Input records.
··········

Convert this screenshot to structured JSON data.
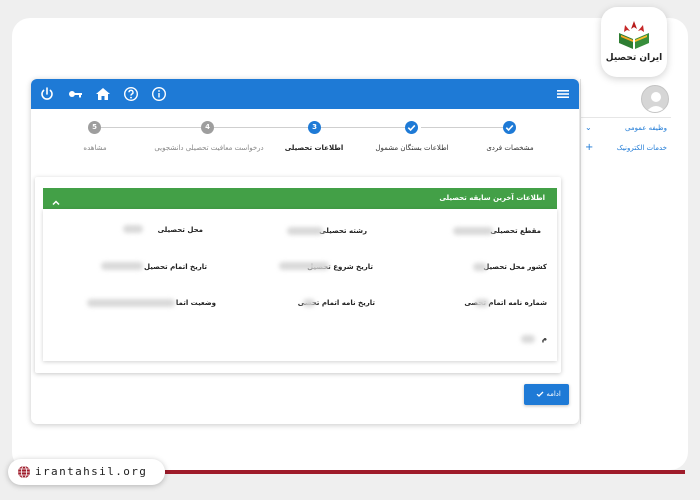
{
  "brand": {
    "logo_text": "ایران تحصیل",
    "website": "irantahsil.org"
  },
  "sidebar": {
    "items": [
      {
        "label": "وظیفه عمومی",
        "icon": "chevron-down-icon"
      },
      {
        "label": "خدمات الکترونیک",
        "icon": "plus-icon"
      }
    ]
  },
  "stepper": {
    "steps": [
      {
        "label": "مشخصات فردی",
        "state": "done",
        "number": "1"
      },
      {
        "label": "اطلاعات بستگان مشمول",
        "state": "done",
        "number": "2"
      },
      {
        "label": "اطلاعات تحصیلی",
        "state": "active",
        "number": "3"
      },
      {
        "label": "درخواست معافیت تحصیلی دانشجویی",
        "state": "todo",
        "number": "4"
      },
      {
        "label": "مشاهده",
        "state": "todo",
        "number": "5"
      }
    ]
  },
  "section": {
    "title": "اطلاعات آخرین سابقه تحصیلی",
    "fields": {
      "maghta": "مقطع تحصیلی",
      "reshte": "رشته تحصیلی",
      "mahal": "محل تحصیلی",
      "keshvar": "کشور محل تحصیل",
      "shoro": "تاریخ شروع تحصیل",
      "etmam": "تاریخ اتمام تحصیل",
      "shomare_name": "شماره نامه اتمام تحصی",
      "tarikh_name": "تاریخ نامه اتمام تحصی",
      "vazeiat": "وضعیت اتما",
      "extra": "م"
    }
  },
  "actions": {
    "continue_label": "ادامه"
  },
  "colors": {
    "primary": "#1e7ad6",
    "section_header": "#43a047",
    "accent_red": "#9e1b2a"
  }
}
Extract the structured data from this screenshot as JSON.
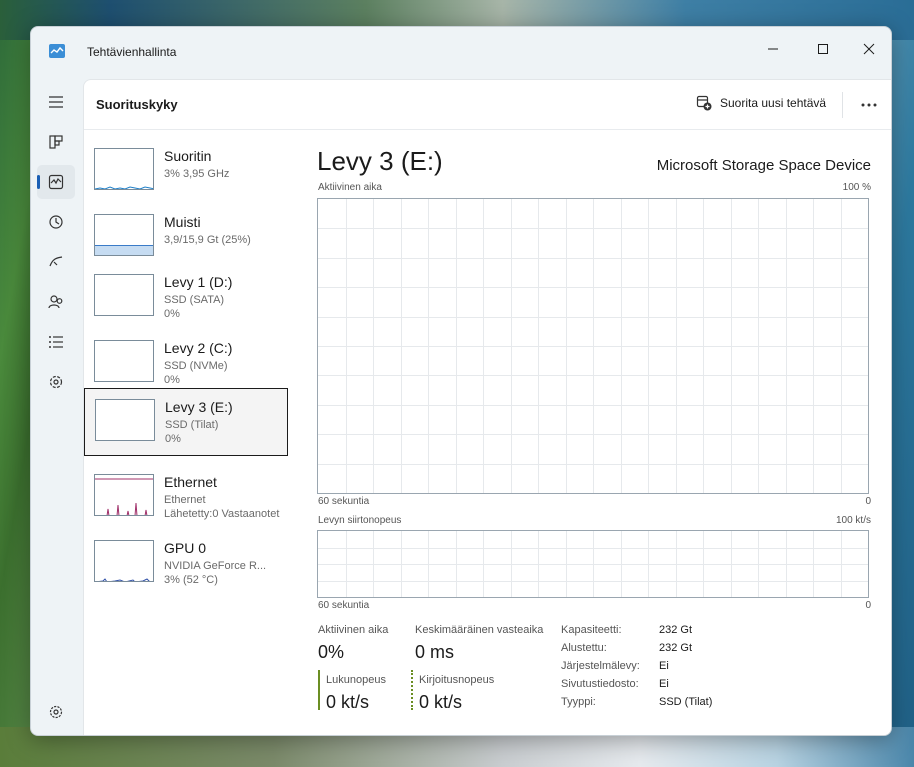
{
  "window": {
    "title": "Tehtävienhallinta"
  },
  "header": {
    "page_title": "Suorituskyky",
    "run_task_label": "Suorita uusi tehtävä"
  },
  "devices": [
    {
      "name": "Suoritin",
      "sub1": "3% 3,95 GHz",
      "sub2": ""
    },
    {
      "name": "Muisti",
      "sub1": "3,9/15,9 Gt (25%)",
      "sub2": ""
    },
    {
      "name": "Levy 1 (D:)",
      "sub1": "SSD (SATA)",
      "sub2": "0%"
    },
    {
      "name": "Levy 2 (C:)",
      "sub1": "SSD (NVMe)",
      "sub2": "0%"
    },
    {
      "name": "Levy 3 (E:)",
      "sub1": "SSD (Tilat)",
      "sub2": "0%"
    },
    {
      "name": "Ethernet",
      "sub1": "Ethernet",
      "sub2": "Lähetetty:0 Vastaanotet"
    },
    {
      "name": "GPU 0",
      "sub1": "NVIDIA GeForce R...",
      "sub2": "3% (52 °C)"
    }
  ],
  "main": {
    "title": "Levy 3 (E:)",
    "model": "Microsoft Storage Space Device",
    "graph1": {
      "label": "Aktiivinen aika",
      "max": "100 %",
      "time": "60 sekuntia",
      "min": "0"
    },
    "graph2": {
      "label": "Levyn siirtonopeus",
      "max": "100 kt/s",
      "time": "60 sekuntia",
      "min": "0"
    },
    "stats": {
      "active_label": "Aktiivinen aika",
      "active_value": "0%",
      "response_label": "Keskimääräinen vasteaika",
      "response_value": "0 ms",
      "read_label": "Lukunopeus",
      "read_value": "0 kt/s",
      "write_label": "Kirjoitusnopeus",
      "write_value": "0 kt/s"
    },
    "properties": [
      {
        "label": "Kapasiteetti:",
        "value": "232 Gt"
      },
      {
        "label": "Alustettu:",
        "value": "232 Gt"
      },
      {
        "label": "Järjestelmälevy:",
        "value": "Ei"
      },
      {
        "label": "Sivutustiedosto:",
        "value": "Ei"
      },
      {
        "label": "Tyyppi:",
        "value": "SSD (Tilat)"
      }
    ]
  },
  "colors": {
    "accent": "#1a5fb4",
    "cpu": "#1e7fc8",
    "memory": "#8ab4de",
    "ethernet": "#a0306a",
    "gpu": "#3050a8",
    "disk": "#6b8e23"
  },
  "icons": {
    "nav": [
      "hamburger-icon",
      "processes-icon",
      "performance-icon",
      "app-history-icon",
      "startup-icon",
      "users-icon",
      "details-icon",
      "services-icon",
      "settings-icon"
    ]
  }
}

··········

Exercise requirements.
Filter the entries down to the lines containing "تاریخ". Copy each of those lines.

Written reply.
      "shoro": "تاریخ شروع تحصیل",
      "etmam": "تاریخ اتمام تحصیل",
      "tarikh_name": "تاریخ نامه اتمام تحصی",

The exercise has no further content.